* **A executar**: Dê prosseguimento ao texto sobre a mudança de jurisprudência do STF no processamento criminal de governadores, começando logo após a última frase apresentada.
-------- Texto de origem
Quando o Supremo faz política
O Supremo Tribunal Federal (STF), na
quinta-feira, dia 4 de maio de 2017, mais uma vez e de forma casuística (a
exemplo de quando limitou a presunção de inocência e permitiu a prisão antes do
trânsito em julgado de condenação definitiva), mudou sua jurisprudência para, a
partir de agora, autorizar o processamento criminal de governadores de Estado,
independentemente de autorização da Assembleia Legislativa. Assim, proposta a
ação penal contra o governador, ficará a cargo do Superior Tribunal de Justiça
(STJ) processá-lo e julgá-lo.
----------------
-------- Dados brutos
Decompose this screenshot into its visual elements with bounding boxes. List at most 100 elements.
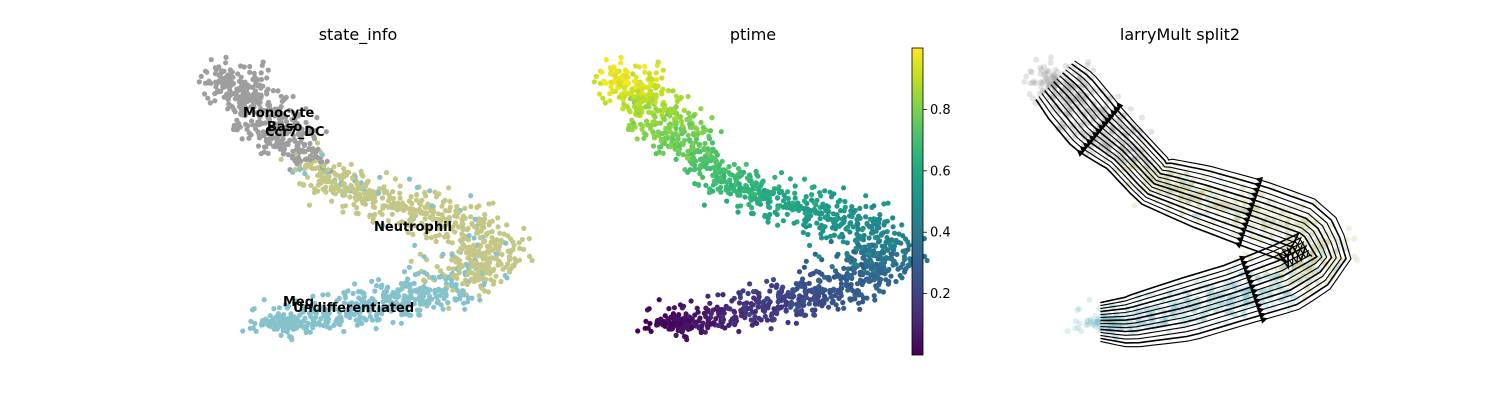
----------------
* **Resposta da tarefa**:
Na justificativa apresentada pelo ministro
Luís Roberto Barroso para que o Supremo Tribunal Federal pudesse alterar a sua
jurisprudência dominante até então (que exigia a autorização legislativa para
se processar os governadores, nos Estados onde suas Constituições assim
previam), ele entendeu que houve, de uma só vez três fenômenos, a saber: “uma
mudança de percepção do direito”, “modificações na realidade fática” e por
temer as “consequências práticas negativas de uma determinada linha de
entendimento.”
O ministro Barroso, no seu posicionamento
confuso e retórico, parece ter se esquecido de que o STF tem permitido que
Michel Temer (denunciado nas delações da Odebrecht) somente venha a
responder criminalmente, depois de concluído o exercício das suas funções
presidenciais.
Contudo, num gesto casuístico, direcionado
a atingir o governador do Estado de Minas Gerais, o STF autorizou o Superior
Tribunal de Justiça a processá-lo, independentemente de autorização da
Assembleia Legislativa.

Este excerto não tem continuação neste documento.